* OBJECTIVE *
In this exercise, print only the lines from the line with "What's the underlying" to the last line of the data below, inclusive. Any pictures should be left out.

.....

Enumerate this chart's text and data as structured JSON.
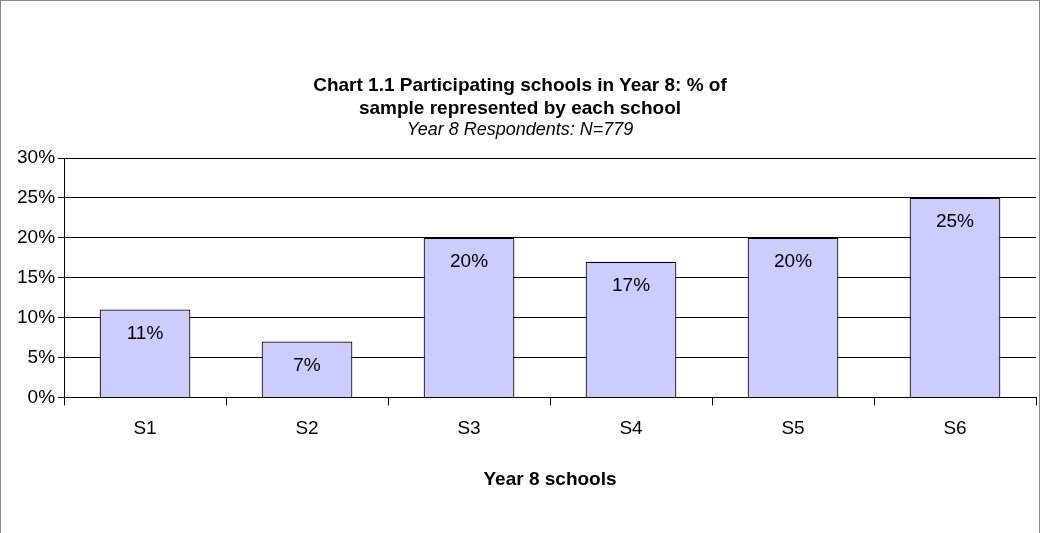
{
  "chart_data": {
    "type": "bar",
    "title": "Chart 1.1 Participating schools in Year 8: % of sample represented by each school",
    "subtitle": "Year 8 Respondents: N=779",
    "xlabel": "Year 8 schools",
    "categories": [
      "S1",
      "S2",
      "S3",
      "S4",
      "S5",
      "S6"
    ],
    "values": [
      11,
      7,
      20,
      17,
      20,
      25
    ],
    "color": "#ccccff",
    "value_labels": [
      "11%",
      "7%",
      "20%",
      "17%",
      "20%",
      "25%"
    ],
    "ylim": [
      0,
      30
    ],
    "yticks": [
      {
        "value": 0,
        "label": "0%"
      },
      {
        "value": 5,
        "label": "5%"
      },
      {
        "value": 10,
        "label": "10%"
      },
      {
        "value": 15,
        "label": "15%"
      },
      {
        "value": 20,
        "label": "20%"
      },
      {
        "value": 25,
        "label": "25%"
      },
      {
        "value": 30,
        "label": "30%"
      }
    ],
    "grid": "y",
    "legend": false
  }
}
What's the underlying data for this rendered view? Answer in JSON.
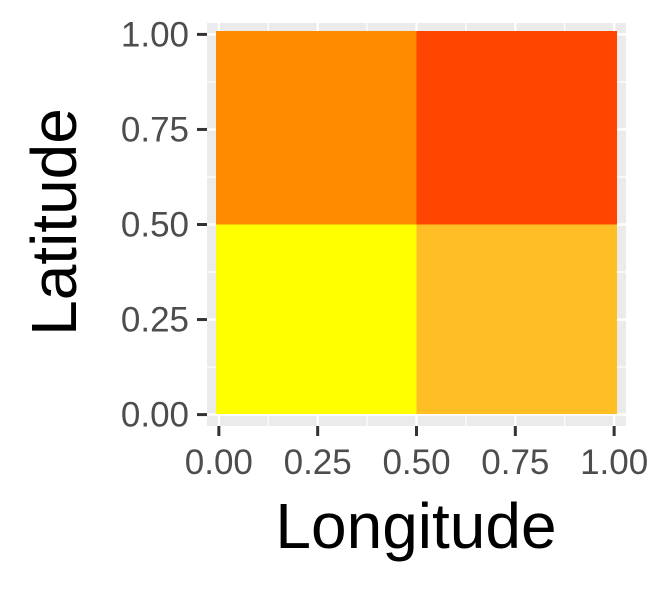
{
  "chart_data": {
    "type": "heatmap",
    "title": "",
    "xlabel": "Longitude",
    "ylabel": "Latitude",
    "xlim": [
      -0.03,
      1.03
    ],
    "ylim": [
      -0.03,
      1.03
    ],
    "x_ticks": [
      0.0,
      0.25,
      0.5,
      0.75,
      1.0
    ],
    "x_tick_labels": [
      "0.00",
      "0.25",
      "0.50",
      "0.75",
      "1.00"
    ],
    "y_ticks": [
      0.0,
      0.25,
      0.5,
      0.75,
      1.0
    ],
    "y_tick_labels": [
      "0.00",
      "0.25",
      "0.50",
      "0.75",
      "1.00"
    ],
    "grid": true,
    "legend": "none",
    "panel_background": "#ebebeb",
    "grid_color": "#ffffff",
    "cells": [
      {
        "x0": 0.0,
        "x1": 0.5,
        "y0": 0.0,
        "y1": 0.5,
        "color": "#ffff00"
      },
      {
        "x0": 0.5,
        "x1": 1.03,
        "y0": 0.0,
        "y1": 0.5,
        "color": "#ffbf24"
      },
      {
        "x0": 0.0,
        "x1": 0.5,
        "y0": 0.5,
        "y1": 1.03,
        "color": "#ff8c00"
      },
      {
        "x0": 0.5,
        "x1": 1.03,
        "y0": 0.5,
        "y1": 1.03,
        "color": "#ff4500"
      }
    ]
  }
}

.....

* THE RESPONSE *
What's the underlying data for this rendered view? Answer in JSON.
{
  "chart_data": {
    "type": "heatmap",
    "title": "",
    "xlabel": "Longitude",
    "ylabel": "Latitude",
    "xlim": [
      -0.03,
      1.03
    ],
    "ylim": [
      -0.03,
      1.03
    ],
    "x_ticks": [
      0.0,
      0.25,
      0.5,
      0.75,
      1.0
    ],
    "x_tick_labels": [
      "0.00",
      "0.25",
      "0.50",
      "0.75",
      "1.00"
    ],
    "y_ticks": [
      0.0,
      0.25,
      0.5,
      0.75,
      1.0
    ],
    "y_tick_labels": [
      "0.00",
      "0.25",
      "0.50",
      "0.75",
      "1.00"
    ],
    "grid": true,
    "legend": "none",
    "panel_background": "#ebebeb",
    "grid_color": "#ffffff",
    "cells": [
      {
        "x0": 0.0,
        "x1": 0.5,
        "y0": 0.0,
        "y1": 0.5,
        "color": "#ffff00"
      },
      {
        "x0": 0.5,
        "x1": 1.03,
        "y0": 0.0,
        "y1": 0.5,
        "color": "#ffbf24"
      },
      {
        "x0": 0.0,
        "x1": 0.5,
        "y0": 0.5,
        "y1": 1.03,
        "color": "#ff8c00"
      },
      {
        "x0": 0.5,
        "x1": 1.03,
        "y0": 0.5,
        "y1": 1.03,
        "color": "#ff4500"
      }
    ]
  }
}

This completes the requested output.